TASK = Select, from the data, each line where "They" occurs.

INFORMATION PROVIDED =
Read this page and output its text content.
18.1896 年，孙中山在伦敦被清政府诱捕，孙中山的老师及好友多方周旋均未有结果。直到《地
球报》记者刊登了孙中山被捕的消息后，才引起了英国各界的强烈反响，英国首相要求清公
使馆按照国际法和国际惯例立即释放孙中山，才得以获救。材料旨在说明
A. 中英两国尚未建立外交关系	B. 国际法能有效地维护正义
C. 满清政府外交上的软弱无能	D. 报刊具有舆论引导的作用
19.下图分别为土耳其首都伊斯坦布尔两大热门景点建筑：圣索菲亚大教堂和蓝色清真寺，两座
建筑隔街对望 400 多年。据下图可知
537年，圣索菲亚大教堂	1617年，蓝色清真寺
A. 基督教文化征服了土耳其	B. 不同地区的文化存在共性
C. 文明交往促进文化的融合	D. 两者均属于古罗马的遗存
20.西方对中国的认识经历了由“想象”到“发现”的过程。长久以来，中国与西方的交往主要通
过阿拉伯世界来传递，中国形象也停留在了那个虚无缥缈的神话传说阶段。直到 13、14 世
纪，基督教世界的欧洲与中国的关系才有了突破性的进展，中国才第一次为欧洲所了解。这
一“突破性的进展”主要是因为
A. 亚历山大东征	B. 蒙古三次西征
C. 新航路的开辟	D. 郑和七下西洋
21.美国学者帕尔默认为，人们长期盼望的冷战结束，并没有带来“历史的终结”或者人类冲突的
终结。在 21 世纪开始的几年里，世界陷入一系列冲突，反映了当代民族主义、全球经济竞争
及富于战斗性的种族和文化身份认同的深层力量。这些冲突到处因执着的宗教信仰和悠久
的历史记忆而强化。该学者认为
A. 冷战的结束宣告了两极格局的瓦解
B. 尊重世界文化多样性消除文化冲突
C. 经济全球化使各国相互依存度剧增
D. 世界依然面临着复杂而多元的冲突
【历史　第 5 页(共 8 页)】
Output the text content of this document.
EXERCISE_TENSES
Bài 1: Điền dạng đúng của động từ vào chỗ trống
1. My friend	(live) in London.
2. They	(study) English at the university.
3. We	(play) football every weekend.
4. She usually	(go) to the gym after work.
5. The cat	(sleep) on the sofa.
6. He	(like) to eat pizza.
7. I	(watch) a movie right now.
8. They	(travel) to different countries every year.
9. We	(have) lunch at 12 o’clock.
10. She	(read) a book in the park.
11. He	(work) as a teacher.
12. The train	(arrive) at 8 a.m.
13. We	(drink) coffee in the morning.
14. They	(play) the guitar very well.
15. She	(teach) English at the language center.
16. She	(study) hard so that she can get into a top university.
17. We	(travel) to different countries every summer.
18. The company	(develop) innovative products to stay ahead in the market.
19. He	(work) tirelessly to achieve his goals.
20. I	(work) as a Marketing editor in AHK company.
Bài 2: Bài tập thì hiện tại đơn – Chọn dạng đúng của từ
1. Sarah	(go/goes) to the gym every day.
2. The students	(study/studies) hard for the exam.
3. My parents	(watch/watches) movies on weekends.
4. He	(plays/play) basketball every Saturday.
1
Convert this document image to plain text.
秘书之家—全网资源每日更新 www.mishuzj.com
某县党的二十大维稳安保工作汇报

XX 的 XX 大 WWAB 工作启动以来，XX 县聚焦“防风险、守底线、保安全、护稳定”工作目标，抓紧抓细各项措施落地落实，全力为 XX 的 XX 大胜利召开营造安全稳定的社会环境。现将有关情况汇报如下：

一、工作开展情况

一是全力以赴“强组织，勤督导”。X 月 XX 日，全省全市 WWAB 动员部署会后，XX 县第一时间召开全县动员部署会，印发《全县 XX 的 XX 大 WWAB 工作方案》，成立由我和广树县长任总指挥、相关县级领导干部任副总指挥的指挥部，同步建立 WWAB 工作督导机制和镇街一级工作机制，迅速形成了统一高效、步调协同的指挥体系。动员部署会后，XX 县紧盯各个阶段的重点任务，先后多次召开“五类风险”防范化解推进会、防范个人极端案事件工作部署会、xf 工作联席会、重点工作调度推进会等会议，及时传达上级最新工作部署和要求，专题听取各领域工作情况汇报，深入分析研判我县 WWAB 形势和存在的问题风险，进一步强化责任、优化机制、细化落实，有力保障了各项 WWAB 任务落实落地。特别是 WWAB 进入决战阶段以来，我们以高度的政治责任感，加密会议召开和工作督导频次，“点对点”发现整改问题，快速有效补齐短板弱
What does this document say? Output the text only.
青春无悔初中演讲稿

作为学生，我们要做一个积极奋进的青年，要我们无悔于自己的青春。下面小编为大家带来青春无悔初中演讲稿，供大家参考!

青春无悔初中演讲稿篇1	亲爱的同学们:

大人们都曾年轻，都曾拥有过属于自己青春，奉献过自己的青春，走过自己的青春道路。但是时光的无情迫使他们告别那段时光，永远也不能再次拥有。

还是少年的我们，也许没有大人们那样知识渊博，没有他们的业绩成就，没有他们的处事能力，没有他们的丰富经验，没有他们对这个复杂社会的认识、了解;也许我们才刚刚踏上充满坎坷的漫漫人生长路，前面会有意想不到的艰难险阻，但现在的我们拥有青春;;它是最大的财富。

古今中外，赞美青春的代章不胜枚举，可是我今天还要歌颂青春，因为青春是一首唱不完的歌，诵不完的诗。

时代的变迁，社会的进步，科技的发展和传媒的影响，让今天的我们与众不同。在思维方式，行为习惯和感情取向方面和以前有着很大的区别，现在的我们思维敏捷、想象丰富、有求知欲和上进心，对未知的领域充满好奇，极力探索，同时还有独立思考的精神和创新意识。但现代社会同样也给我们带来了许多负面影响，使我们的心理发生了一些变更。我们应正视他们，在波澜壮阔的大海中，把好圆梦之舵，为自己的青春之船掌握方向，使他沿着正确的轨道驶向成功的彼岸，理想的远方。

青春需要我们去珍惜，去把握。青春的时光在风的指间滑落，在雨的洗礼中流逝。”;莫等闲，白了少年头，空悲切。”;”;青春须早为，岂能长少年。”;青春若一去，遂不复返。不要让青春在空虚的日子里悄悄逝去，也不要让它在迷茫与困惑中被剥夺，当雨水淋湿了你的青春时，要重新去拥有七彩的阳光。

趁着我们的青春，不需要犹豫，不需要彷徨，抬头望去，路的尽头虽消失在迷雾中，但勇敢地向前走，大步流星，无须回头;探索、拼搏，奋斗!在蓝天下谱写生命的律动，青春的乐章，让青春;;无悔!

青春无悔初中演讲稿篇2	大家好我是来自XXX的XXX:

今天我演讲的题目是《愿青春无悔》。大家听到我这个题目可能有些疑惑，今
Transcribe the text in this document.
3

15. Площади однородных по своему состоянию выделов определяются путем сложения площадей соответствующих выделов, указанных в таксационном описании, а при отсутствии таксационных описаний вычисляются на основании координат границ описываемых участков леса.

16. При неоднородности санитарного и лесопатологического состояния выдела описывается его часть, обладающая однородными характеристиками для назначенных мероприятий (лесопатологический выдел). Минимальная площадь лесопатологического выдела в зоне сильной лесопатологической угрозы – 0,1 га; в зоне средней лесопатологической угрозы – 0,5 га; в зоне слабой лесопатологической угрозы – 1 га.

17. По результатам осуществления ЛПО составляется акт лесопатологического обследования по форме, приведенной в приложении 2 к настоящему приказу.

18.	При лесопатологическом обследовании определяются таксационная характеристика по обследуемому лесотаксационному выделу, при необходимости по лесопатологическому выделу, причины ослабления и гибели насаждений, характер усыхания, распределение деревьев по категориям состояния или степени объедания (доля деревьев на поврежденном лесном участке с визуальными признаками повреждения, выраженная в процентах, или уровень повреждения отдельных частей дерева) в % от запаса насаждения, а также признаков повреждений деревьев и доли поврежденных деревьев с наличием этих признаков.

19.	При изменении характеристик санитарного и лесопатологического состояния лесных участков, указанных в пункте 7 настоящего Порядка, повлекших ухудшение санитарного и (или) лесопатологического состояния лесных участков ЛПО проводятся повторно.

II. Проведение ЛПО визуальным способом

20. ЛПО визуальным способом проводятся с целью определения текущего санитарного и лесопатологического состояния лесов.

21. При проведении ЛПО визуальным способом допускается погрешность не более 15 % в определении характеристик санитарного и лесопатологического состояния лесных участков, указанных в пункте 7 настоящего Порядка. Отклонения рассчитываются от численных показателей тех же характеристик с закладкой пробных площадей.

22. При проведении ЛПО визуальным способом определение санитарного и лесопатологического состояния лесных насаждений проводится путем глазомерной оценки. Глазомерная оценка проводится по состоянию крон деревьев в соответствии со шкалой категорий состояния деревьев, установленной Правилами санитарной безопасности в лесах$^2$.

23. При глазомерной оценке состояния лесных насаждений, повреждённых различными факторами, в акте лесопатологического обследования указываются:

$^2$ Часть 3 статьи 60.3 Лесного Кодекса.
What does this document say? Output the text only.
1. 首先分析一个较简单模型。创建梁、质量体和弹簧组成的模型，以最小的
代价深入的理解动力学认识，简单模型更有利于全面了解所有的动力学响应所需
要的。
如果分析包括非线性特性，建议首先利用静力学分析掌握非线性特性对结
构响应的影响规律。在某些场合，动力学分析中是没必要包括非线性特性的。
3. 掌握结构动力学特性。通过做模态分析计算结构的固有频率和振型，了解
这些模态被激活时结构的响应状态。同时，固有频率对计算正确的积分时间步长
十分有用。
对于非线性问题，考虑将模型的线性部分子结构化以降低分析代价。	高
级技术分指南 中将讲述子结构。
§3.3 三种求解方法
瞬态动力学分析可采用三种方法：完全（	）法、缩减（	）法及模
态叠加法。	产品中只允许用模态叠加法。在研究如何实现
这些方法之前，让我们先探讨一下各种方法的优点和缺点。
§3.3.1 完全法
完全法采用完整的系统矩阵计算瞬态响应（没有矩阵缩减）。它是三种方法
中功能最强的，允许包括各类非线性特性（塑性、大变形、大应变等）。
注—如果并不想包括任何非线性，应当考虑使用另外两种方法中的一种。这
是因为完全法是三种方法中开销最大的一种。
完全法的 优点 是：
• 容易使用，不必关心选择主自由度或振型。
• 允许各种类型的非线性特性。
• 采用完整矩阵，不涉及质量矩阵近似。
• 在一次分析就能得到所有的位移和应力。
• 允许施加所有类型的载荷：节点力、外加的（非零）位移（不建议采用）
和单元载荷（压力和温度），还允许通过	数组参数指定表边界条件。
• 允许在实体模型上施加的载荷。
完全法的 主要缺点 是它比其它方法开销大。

OUTPUT FOR THIS EXERCISE =
2. They	(study) English at the university.
8. They	(travel) to different countries every year.
14. They	(play) the guitar very well.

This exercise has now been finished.